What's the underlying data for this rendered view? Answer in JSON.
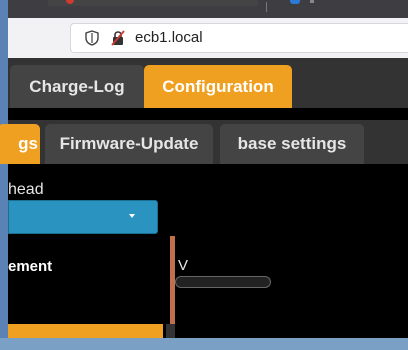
{
  "browser": {
    "url": "ecb1.local",
    "icons": [
      "shield-icon",
      "insecure-lock-icon"
    ]
  },
  "tabs": {
    "main": [
      {
        "label": "Charge-Log",
        "active": false
      },
      {
        "label": "Configuration",
        "active": true
      }
    ],
    "sub": [
      {
        "label": "gs",
        "active": true
      },
      {
        "label": "Firmware-Update",
        "active": false
      },
      {
        "label": "base settings",
        "active": false
      }
    ]
  },
  "form": {
    "field_label": "head",
    "select_value": "",
    "dropdown_item": "ement",
    "unit_text": "V"
  },
  "colors": {
    "accent": "#f0a020",
    "select": "#2a93bf",
    "tab_inactive": "#444444",
    "page_bg": "#000000"
  }
}
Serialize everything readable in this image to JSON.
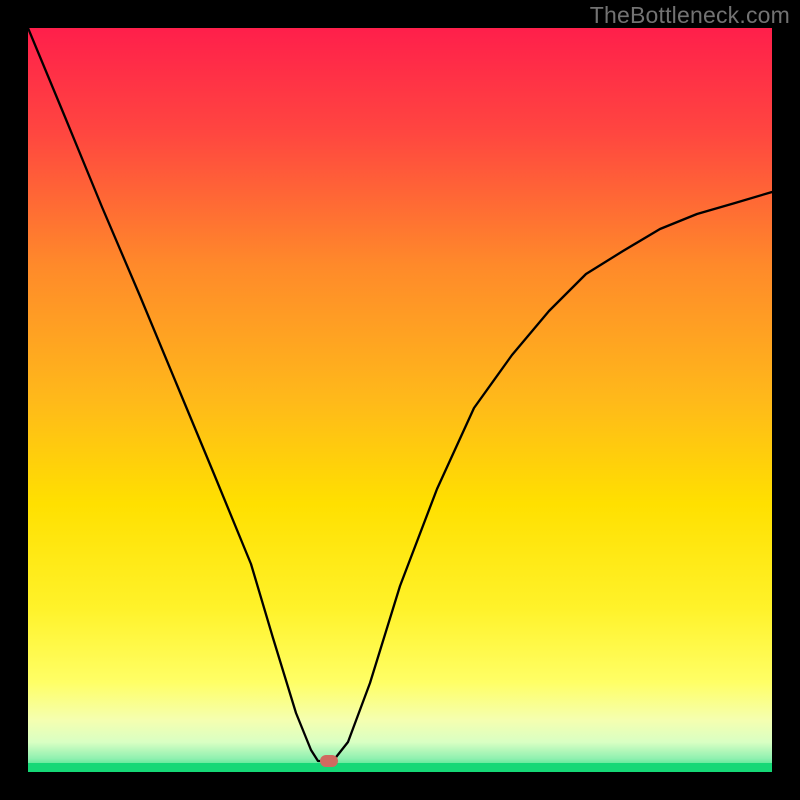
{
  "watermark": "TheBottleneck.com",
  "chart_data": {
    "type": "line",
    "title": "",
    "xlabel": "",
    "ylabel": "",
    "xlim": [
      0,
      100
    ],
    "ylim": [
      0,
      100
    ],
    "grid": false,
    "legend": false,
    "background_gradient": {
      "top": "#ff1f4b",
      "mid_upper": "#ff8a2a",
      "mid": "#ffe000",
      "mid_lower": "#ffff66",
      "bottom": "#19e27a"
    },
    "series": [
      {
        "name": "bottleneck-curve",
        "x": [
          0,
          5,
          10,
          15,
          20,
          25,
          30,
          33,
          36,
          38,
          39,
          41,
          43,
          46,
          50,
          55,
          60,
          65,
          70,
          75,
          80,
          85,
          90,
          95,
          100
        ],
        "y": [
          100,
          88,
          76,
          64,
          52,
          40,
          28,
          18,
          8,
          3,
          1.5,
          1.5,
          4,
          12,
          25,
          38,
          49,
          56,
          62,
          67,
          70,
          73,
          75,
          76.5,
          78
        ]
      }
    ],
    "marker": {
      "name": "minimum-point",
      "x": 40,
      "y": 1.5,
      "color": "#d06a60",
      "shape": "rounded"
    },
    "bottom_band": {
      "description": "thin green band at base indicating optimal zone",
      "y_range": [
        0,
        1.2
      ]
    }
  }
}
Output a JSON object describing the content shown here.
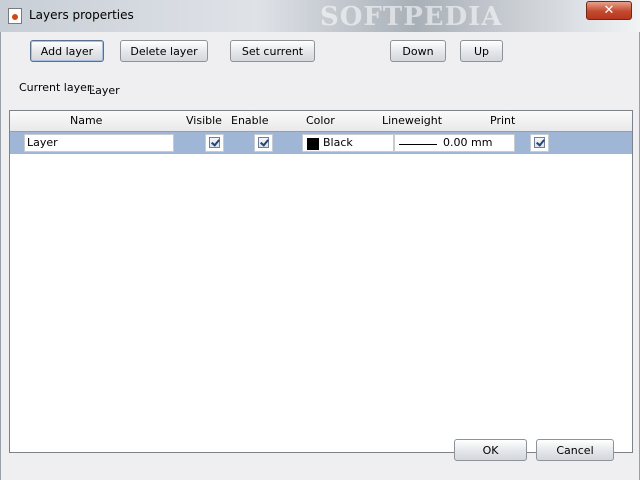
{
  "window": {
    "title": "Layers properties",
    "watermark": "SOFTPEDIA",
    "close_glyph": "✕"
  },
  "toolbar": {
    "add_layer": "Add layer",
    "delete_layer": "Delete layer",
    "set_current": "Set current",
    "down": "Down",
    "up": "Up"
  },
  "current_layer": {
    "label": "Current layer:",
    "value": "Layer"
  },
  "table": {
    "columns": [
      "Name",
      "Visible",
      "Enable",
      "Color",
      "Lineweight",
      "Print"
    ],
    "rows": [
      {
        "name": "Layer",
        "visible": true,
        "enable": true,
        "color_name": "Black",
        "color_hex": "#000000",
        "lineweight": "0.00 mm",
        "print": true
      }
    ]
  },
  "footer": {
    "ok": "OK",
    "cancel": "Cancel"
  },
  "icons": {
    "app": "java-app-icon",
    "close": "close-icon"
  }
}
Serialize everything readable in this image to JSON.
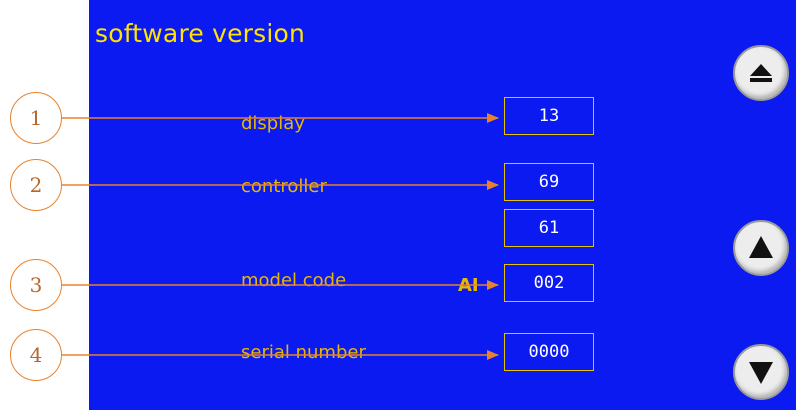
{
  "screen": {
    "title": "software version",
    "background_color": "#0b1af0",
    "label_color": "#e8b800",
    "box_border_color": "#e6c400"
  },
  "fields": {
    "display": {
      "label": "display",
      "value": "13"
    },
    "controller": {
      "label": "controller",
      "value": "69",
      "value2": "61"
    },
    "model_code": {
      "label": "model code",
      "prefix": "AI",
      "value": "002"
    },
    "serial_number": {
      "label": "serial number",
      "value": "0000"
    }
  },
  "buttons": {
    "eject": {
      "icon": "eject-icon"
    },
    "up": {
      "icon": "up-arrow-icon"
    },
    "down": {
      "icon": "down-arrow-icon"
    }
  },
  "callouts": [
    "1",
    "2",
    "3",
    "4"
  ],
  "annotation_color": "#e8822c"
}
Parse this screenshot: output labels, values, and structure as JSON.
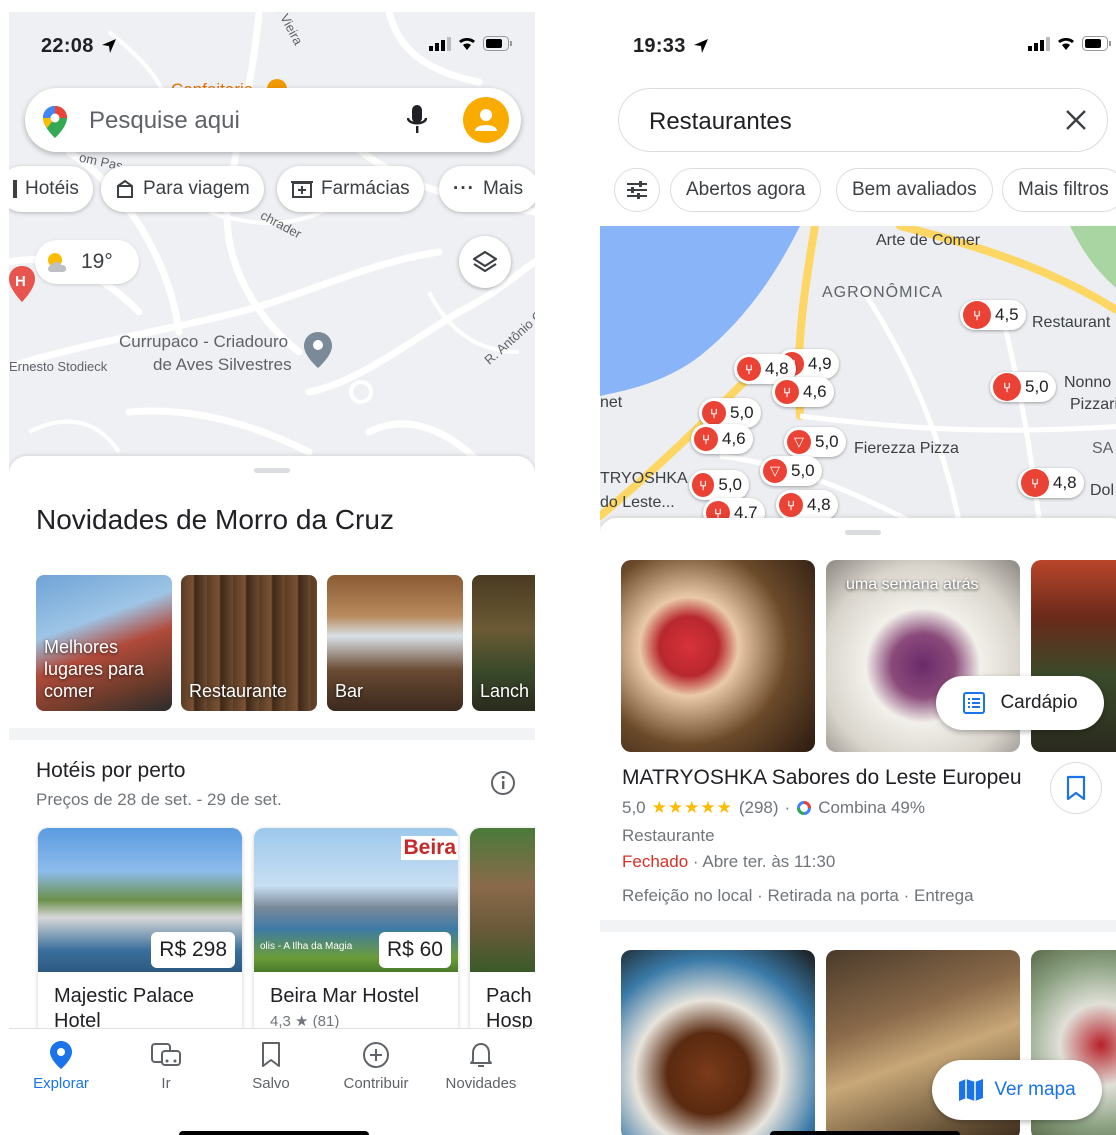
{
  "left_screen": {
    "status": {
      "time": "22:08"
    },
    "search": {
      "placeholder": "Pesquise aqui"
    },
    "chips": [
      {
        "label": "Hotéis",
        "icon": "bed-icon"
      },
      {
        "label": "Para viagem",
        "icon": "takeout-bag-icon"
      },
      {
        "label": "Farmácias",
        "icon": "pharmacy-icon"
      },
      {
        "label": "Mais",
        "icon": "more-dots-icon"
      }
    ],
    "map": {
      "weather": "19°",
      "labels": {
        "poi_top": "Confeitaria",
        "poi_line1": "Currupaco - Criadouro",
        "poi_line2": "de Aves Silvestres",
        "street_left": "Ernesto Stodieck",
        "street_right": "R. Antônio C",
        "street_top": "o Vieira",
        "street_mid": "chrader",
        "street_pass": "om Pas"
      }
    },
    "sheet": {
      "title": "Novidades de Morro da Cruz",
      "categories": [
        {
          "label": "Melhores lugares para comer"
        },
        {
          "label": "Restaurante"
        },
        {
          "label": "Bar"
        },
        {
          "label": "Lanch"
        }
      ],
      "hotels_title": "Hotéis por perto",
      "hotels_subtitle": "Preços de 28 de set. - 29 de set.",
      "hotels": [
        {
          "name": "Majestic Palace Hotel",
          "price": "R$ 298",
          "rating": ""
        },
        {
          "name": "Beira Mar Hostel",
          "price": "R$ 60",
          "rating": "4,3 ★ (81)",
          "sign": "Beira",
          "caption": "olis - A Ilha da Magia"
        },
        {
          "name": "Pach Hosp",
          "price": "",
          "rating": ""
        }
      ]
    },
    "nav": [
      {
        "label": "Explorar",
        "icon": "explore-pin-icon",
        "active": true
      },
      {
        "label": "Ir",
        "icon": "commute-icon",
        "active": false
      },
      {
        "label": "Salvo",
        "icon": "bookmark-icon",
        "active": false
      },
      {
        "label": "Contribuir",
        "icon": "add-circle-icon",
        "active": false
      },
      {
        "label": "Novidades",
        "icon": "bell-icon",
        "active": false
      }
    ]
  },
  "right_screen": {
    "status": {
      "time": "19:33"
    },
    "search": {
      "query": "Restaurantes"
    },
    "filters": [
      {
        "label": "Abertos agora"
      },
      {
        "label": "Bem avaliados"
      },
      {
        "label": "Mais filtros"
      }
    ],
    "map": {
      "labels": {
        "neighborhood": "AGRONÔMICA",
        "arte": "Arte de Comer",
        "restaurant_right": "Restaurant",
        "nonno1": "Nonno",
        "nonno2": "Pizzari",
        "fierezza": "Fierezza Pizza",
        "sa": "SA",
        "matryoshka": "TRYOSHKA",
        "leste": "do Leste...",
        "net": "net",
        "dol": "Dol"
      },
      "pins": [
        "4,9",
        "4,8",
        "4,6",
        "5,0",
        "4,6",
        "5,0",
        "5,0",
        "5,0",
        "4,7",
        "4,8",
        "4,5",
        "5,0",
        "4,8"
      ]
    },
    "result": {
      "photo_badge": "uma semana atrás",
      "menu_label": "Cardápio",
      "name": "MATRYOSHKA Sabores do Leste Europeu",
      "rating": "5,0",
      "stars": "★★★★★",
      "reviews": "(298)",
      "match": "Combina 49%",
      "type": "Restaurante",
      "status_closed": "Fechado",
      "status_opens": "· Abre ter. às 11:30",
      "services": "Refeição no local · Retirada na porta · Entrega"
    },
    "view_map": "Ver mapa"
  },
  "colors": {
    "accent_blue": "#1a73e8",
    "pin_red": "#ea4335",
    "avatar_yellow": "#f9ab00",
    "star_yellow": "#fbbc04",
    "closed_red": "#d93025"
  }
}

== == ==

* BRIEF
Working from the material above, state how many lines contain "JSON"; give only the number.

* RESPONSE
5